— start of DATA PROVIDED —
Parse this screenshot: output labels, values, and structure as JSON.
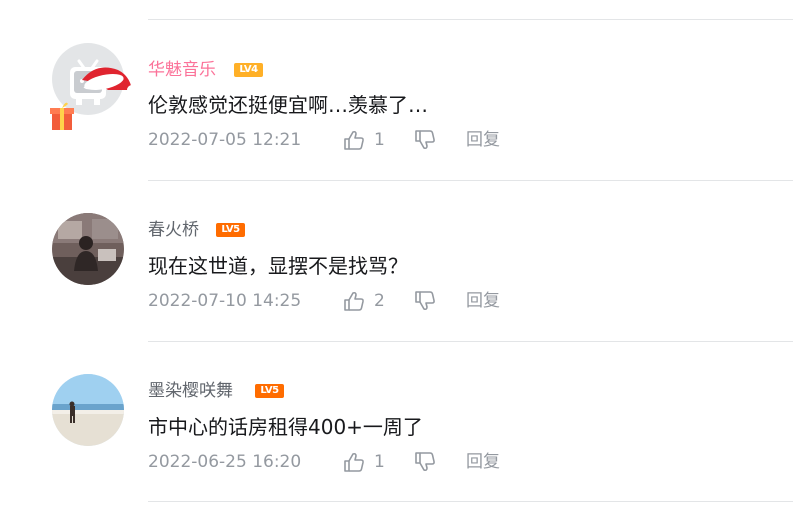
{
  "comments": [
    {
      "username": "华魅音乐",
      "username_color": "#fb7299",
      "level": "LV4",
      "level_color": "#ffb027",
      "content": "伦敦感觉还挺便宜啊…羡慕了…",
      "time": "2022-07-05 12:21",
      "likes": "1",
      "reply_label": "回复",
      "avatar_icon": "default-tv-avatar-icon",
      "pendant_icon": "christmas-hat-gift-pendant-icon"
    },
    {
      "username": "春火桥",
      "username_color": "#61666d",
      "level": "LV5",
      "level_color": "#ff6c00",
      "content": "现在这世道，显摆不是找骂？",
      "time": "2022-07-10 14:25",
      "likes": "2",
      "reply_label": "回复",
      "avatar_icon": "person-at-desk-photo-avatar-icon"
    },
    {
      "username": "墨染樱咲舞",
      "username_color": "#61666d",
      "level": "LV5",
      "level_color": "#ff6c00",
      "content": "市中心的话房租得400+一周了",
      "time": "2022-06-25 16:20",
      "likes": "1",
      "reply_label": "回复",
      "avatar_icon": "person-on-beach-photo-avatar-icon"
    }
  ],
  "colors": {
    "text": "#18191c",
    "meta": "#9499a0",
    "divider": "#e3e5e7"
  }
}
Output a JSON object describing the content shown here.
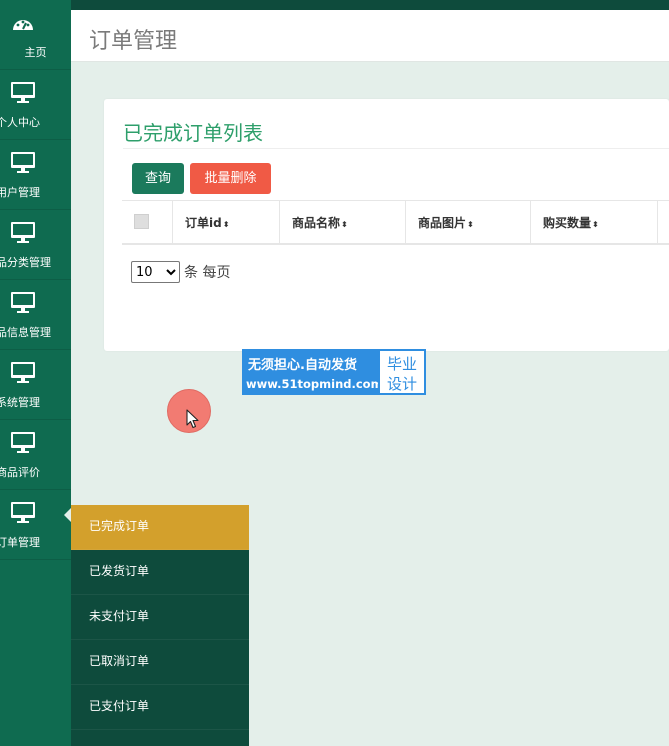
{
  "sidebar": {
    "items": [
      {
        "label": "主页",
        "icon": "dashboard-icon"
      },
      {
        "label": "个人中心",
        "icon": "monitor-icon"
      },
      {
        "label": "用户管理",
        "icon": "monitor-icon"
      },
      {
        "label": "品分类管理",
        "icon": "monitor-icon"
      },
      {
        "label": "品信息管理",
        "icon": "monitor-icon"
      },
      {
        "label": "系统管理",
        "icon": "monitor-icon"
      },
      {
        "label": "商品评价",
        "icon": "monitor-icon"
      },
      {
        "label": "订单管理",
        "icon": "monitor-icon"
      }
    ]
  },
  "header": {
    "title": "订单管理"
  },
  "card": {
    "title": "已完成订单列表",
    "query_button": "查询",
    "batch_delete_button": "批量删除"
  },
  "table": {
    "columns": [
      "订单id",
      "商品名称",
      "商品图片",
      "购买数量"
    ],
    "sort_glyph": "⬍"
  },
  "pager": {
    "page_size": "10",
    "suffix": "条 每页"
  },
  "watermark": {
    "line1": "无须担心.自动发货",
    "line2": "www.51topmind.com",
    "right1": "毕业",
    "right2": "设计"
  },
  "submenu": {
    "items": [
      "已完成订单",
      "已发货订单",
      "未支付订单",
      "已取消订单",
      "已支付订单"
    ]
  },
  "colors": {
    "sidebar": "#0f6b50",
    "submenu": "#0e4b3c",
    "submenu_active": "#d3a02c",
    "title_green": "#2e9f6b",
    "query_btn": "#1b7a5c",
    "delete_btn": "#f05a45"
  }
}
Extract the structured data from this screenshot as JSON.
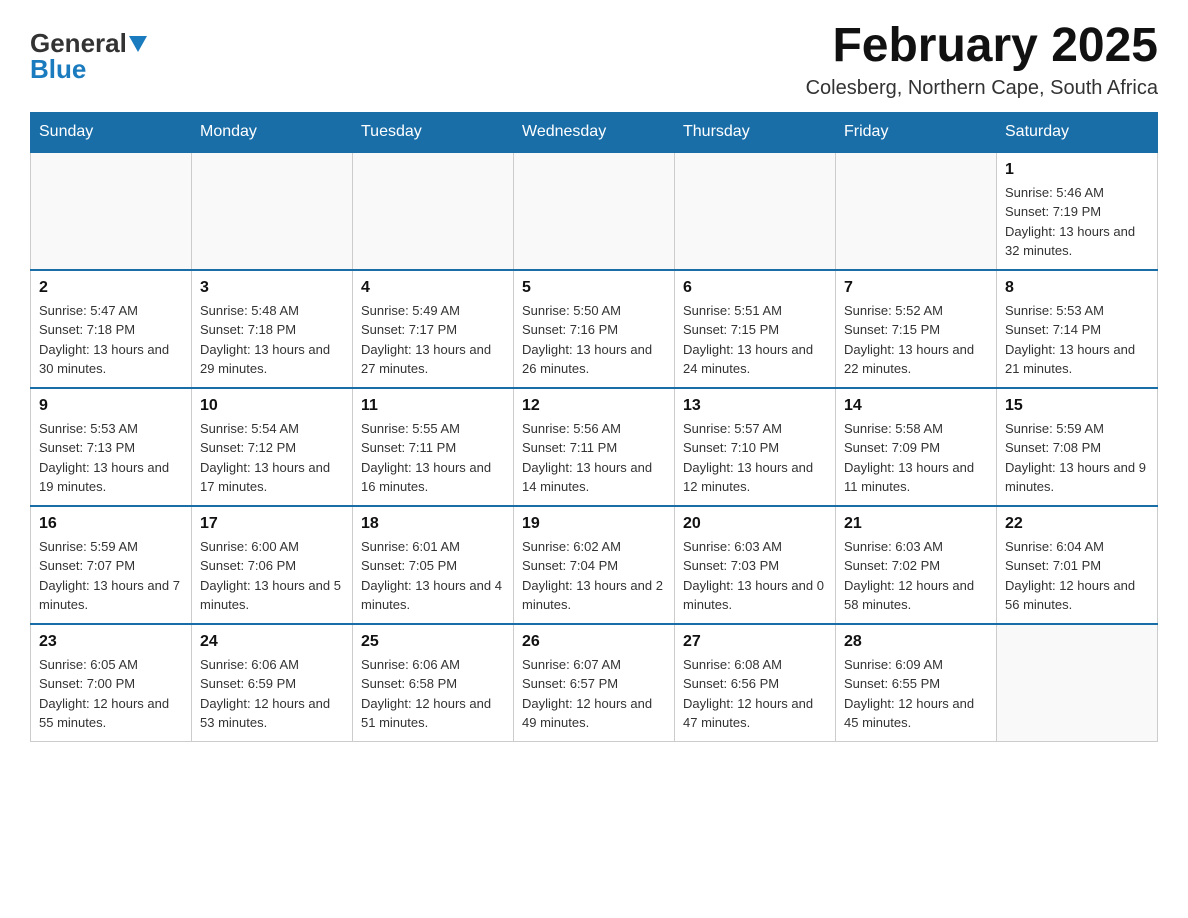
{
  "header": {
    "logo": {
      "general": "General",
      "blue": "Blue"
    },
    "title": "February 2025",
    "location": "Colesberg, Northern Cape, South Africa"
  },
  "weekdays": [
    "Sunday",
    "Monday",
    "Tuesday",
    "Wednesday",
    "Thursday",
    "Friday",
    "Saturday"
  ],
  "weeks": [
    [
      {
        "day": "",
        "info": ""
      },
      {
        "day": "",
        "info": ""
      },
      {
        "day": "",
        "info": ""
      },
      {
        "day": "",
        "info": ""
      },
      {
        "day": "",
        "info": ""
      },
      {
        "day": "",
        "info": ""
      },
      {
        "day": "1",
        "info": "Sunrise: 5:46 AM\nSunset: 7:19 PM\nDaylight: 13 hours and 32 minutes."
      }
    ],
    [
      {
        "day": "2",
        "info": "Sunrise: 5:47 AM\nSunset: 7:18 PM\nDaylight: 13 hours and 30 minutes."
      },
      {
        "day": "3",
        "info": "Sunrise: 5:48 AM\nSunset: 7:18 PM\nDaylight: 13 hours and 29 minutes."
      },
      {
        "day": "4",
        "info": "Sunrise: 5:49 AM\nSunset: 7:17 PM\nDaylight: 13 hours and 27 minutes."
      },
      {
        "day": "5",
        "info": "Sunrise: 5:50 AM\nSunset: 7:16 PM\nDaylight: 13 hours and 26 minutes."
      },
      {
        "day": "6",
        "info": "Sunrise: 5:51 AM\nSunset: 7:15 PM\nDaylight: 13 hours and 24 minutes."
      },
      {
        "day": "7",
        "info": "Sunrise: 5:52 AM\nSunset: 7:15 PM\nDaylight: 13 hours and 22 minutes."
      },
      {
        "day": "8",
        "info": "Sunrise: 5:53 AM\nSunset: 7:14 PM\nDaylight: 13 hours and 21 minutes."
      }
    ],
    [
      {
        "day": "9",
        "info": "Sunrise: 5:53 AM\nSunset: 7:13 PM\nDaylight: 13 hours and 19 minutes."
      },
      {
        "day": "10",
        "info": "Sunrise: 5:54 AM\nSunset: 7:12 PM\nDaylight: 13 hours and 17 minutes."
      },
      {
        "day": "11",
        "info": "Sunrise: 5:55 AM\nSunset: 7:11 PM\nDaylight: 13 hours and 16 minutes."
      },
      {
        "day": "12",
        "info": "Sunrise: 5:56 AM\nSunset: 7:11 PM\nDaylight: 13 hours and 14 minutes."
      },
      {
        "day": "13",
        "info": "Sunrise: 5:57 AM\nSunset: 7:10 PM\nDaylight: 13 hours and 12 minutes."
      },
      {
        "day": "14",
        "info": "Sunrise: 5:58 AM\nSunset: 7:09 PM\nDaylight: 13 hours and 11 minutes."
      },
      {
        "day": "15",
        "info": "Sunrise: 5:59 AM\nSunset: 7:08 PM\nDaylight: 13 hours and 9 minutes."
      }
    ],
    [
      {
        "day": "16",
        "info": "Sunrise: 5:59 AM\nSunset: 7:07 PM\nDaylight: 13 hours and 7 minutes."
      },
      {
        "day": "17",
        "info": "Sunrise: 6:00 AM\nSunset: 7:06 PM\nDaylight: 13 hours and 5 minutes."
      },
      {
        "day": "18",
        "info": "Sunrise: 6:01 AM\nSunset: 7:05 PM\nDaylight: 13 hours and 4 minutes."
      },
      {
        "day": "19",
        "info": "Sunrise: 6:02 AM\nSunset: 7:04 PM\nDaylight: 13 hours and 2 minutes."
      },
      {
        "day": "20",
        "info": "Sunrise: 6:03 AM\nSunset: 7:03 PM\nDaylight: 13 hours and 0 minutes."
      },
      {
        "day": "21",
        "info": "Sunrise: 6:03 AM\nSunset: 7:02 PM\nDaylight: 12 hours and 58 minutes."
      },
      {
        "day": "22",
        "info": "Sunrise: 6:04 AM\nSunset: 7:01 PM\nDaylight: 12 hours and 56 minutes."
      }
    ],
    [
      {
        "day": "23",
        "info": "Sunrise: 6:05 AM\nSunset: 7:00 PM\nDaylight: 12 hours and 55 minutes."
      },
      {
        "day": "24",
        "info": "Sunrise: 6:06 AM\nSunset: 6:59 PM\nDaylight: 12 hours and 53 minutes."
      },
      {
        "day": "25",
        "info": "Sunrise: 6:06 AM\nSunset: 6:58 PM\nDaylight: 12 hours and 51 minutes."
      },
      {
        "day": "26",
        "info": "Sunrise: 6:07 AM\nSunset: 6:57 PM\nDaylight: 12 hours and 49 minutes."
      },
      {
        "day": "27",
        "info": "Sunrise: 6:08 AM\nSunset: 6:56 PM\nDaylight: 12 hours and 47 minutes."
      },
      {
        "day": "28",
        "info": "Sunrise: 6:09 AM\nSunset: 6:55 PM\nDaylight: 12 hours and 45 minutes."
      },
      {
        "day": "",
        "info": ""
      }
    ]
  ]
}
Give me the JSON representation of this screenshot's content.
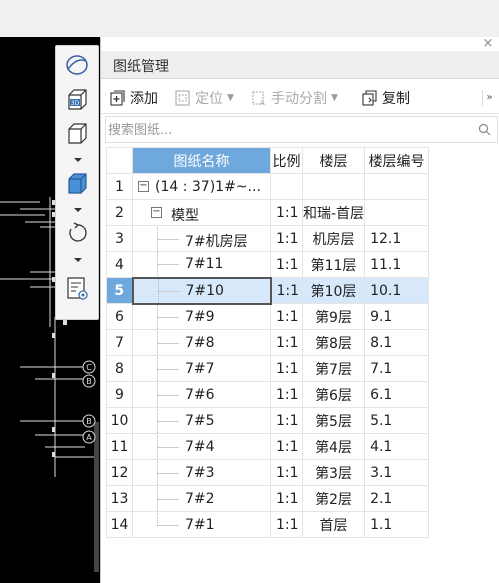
{
  "panel": {
    "title": "图纸管理",
    "close_glyph": "×"
  },
  "toolbar": {
    "add_label": "添加",
    "locate_label": "定位",
    "split_label": "手动分割",
    "copy_label": "复制",
    "more_glyph": "»"
  },
  "search": {
    "placeholder": "搜索图纸..."
  },
  "table": {
    "headers": {
      "name": "图纸名称",
      "scale": "比例",
      "floor": "楼层",
      "floor_no": "楼层编号"
    },
    "rows": [
      {
        "idx": "1",
        "name": "(14 : 37)1#~...",
        "scale": "",
        "floor": "",
        "floor_no": ""
      },
      {
        "idx": "2",
        "name": "模型",
        "scale": "1:1",
        "floor": "和瑞-首层",
        "floor_no": ""
      },
      {
        "idx": "3",
        "name": "7#机房层",
        "scale": "1:1",
        "floor": "机房层",
        "floor_no": "12.1"
      },
      {
        "idx": "4",
        "name": "7#11",
        "scale": "1:1",
        "floor": "第11层",
        "floor_no": "11.1"
      },
      {
        "idx": "5",
        "name": "7#10",
        "scale": "1:1",
        "floor": "第10层",
        "floor_no": "10.1"
      },
      {
        "idx": "6",
        "name": "7#9",
        "scale": "1:1",
        "floor": "第9层",
        "floor_no": "9.1"
      },
      {
        "idx": "7",
        "name": "7#8",
        "scale": "1:1",
        "floor": "第8层",
        "floor_no": "8.1"
      },
      {
        "idx": "8",
        "name": "7#7",
        "scale": "1:1",
        "floor": "第7层",
        "floor_no": "7.1"
      },
      {
        "idx": "9",
        "name": "7#6",
        "scale": "1:1",
        "floor": "第6层",
        "floor_no": "6.1"
      },
      {
        "idx": "10",
        "name": "7#5",
        "scale": "1:1",
        "floor": "第5层",
        "floor_no": "5.1"
      },
      {
        "idx": "11",
        "name": "7#4",
        "scale": "1:1",
        "floor": "第4层",
        "floor_no": "4.1"
      },
      {
        "idx": "12",
        "name": "7#3",
        "scale": "1:1",
        "floor": "第3层",
        "floor_no": "3.1"
      },
      {
        "idx": "13",
        "name": "7#2",
        "scale": "1:1",
        "floor": "第2层",
        "floor_no": "2.1"
      },
      {
        "idx": "14",
        "name": "7#1",
        "scale": "1:1",
        "floor": "首层",
        "floor_no": "1.1"
      }
    ]
  },
  "cad": {
    "axis_labels": [
      "C",
      "B",
      "B",
      "A"
    ]
  },
  "colors": {
    "header_blue": "#6fa8dc",
    "selected_row": "#d6e8fa"
  }
}
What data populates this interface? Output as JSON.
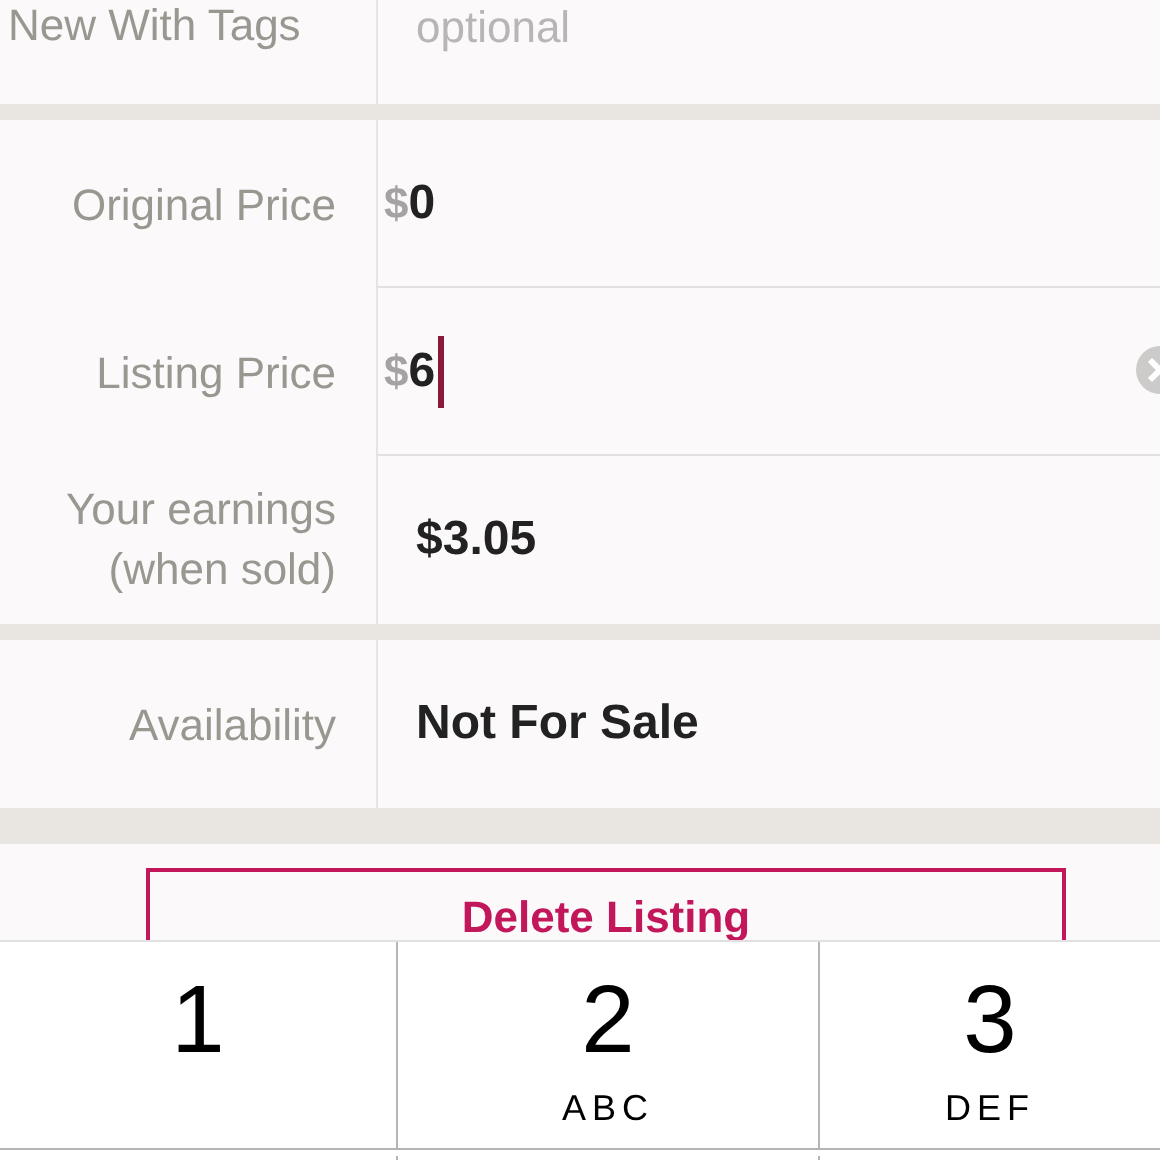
{
  "condition_row": {
    "label": "New With Tags",
    "placeholder": "optional"
  },
  "price_fields": [
    {
      "label": "Original Price",
      "currency": "$",
      "value": "0",
      "focused": false
    },
    {
      "label": "Listing Price",
      "currency": "$",
      "value": "6",
      "focused": true
    }
  ],
  "earnings": {
    "label_lines": [
      "Your earnings",
      "(when sold)"
    ],
    "value": "$3.05"
  },
  "availability": {
    "label": "Availability",
    "value": "Not For Sale"
  },
  "delete_button": "Delete Listing",
  "keypad": [
    {
      "digit": "1"
    },
    {
      "digit": "2",
      "letters": "ABC"
    },
    {
      "digit": "3",
      "letters": "DEF"
    }
  ]
}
— end of DATA PROVIDED —
* TASK REQUIREMENTS: Report how many lines include the word "time". Give nothing but the number.

* RESULT OF THE TASK: 3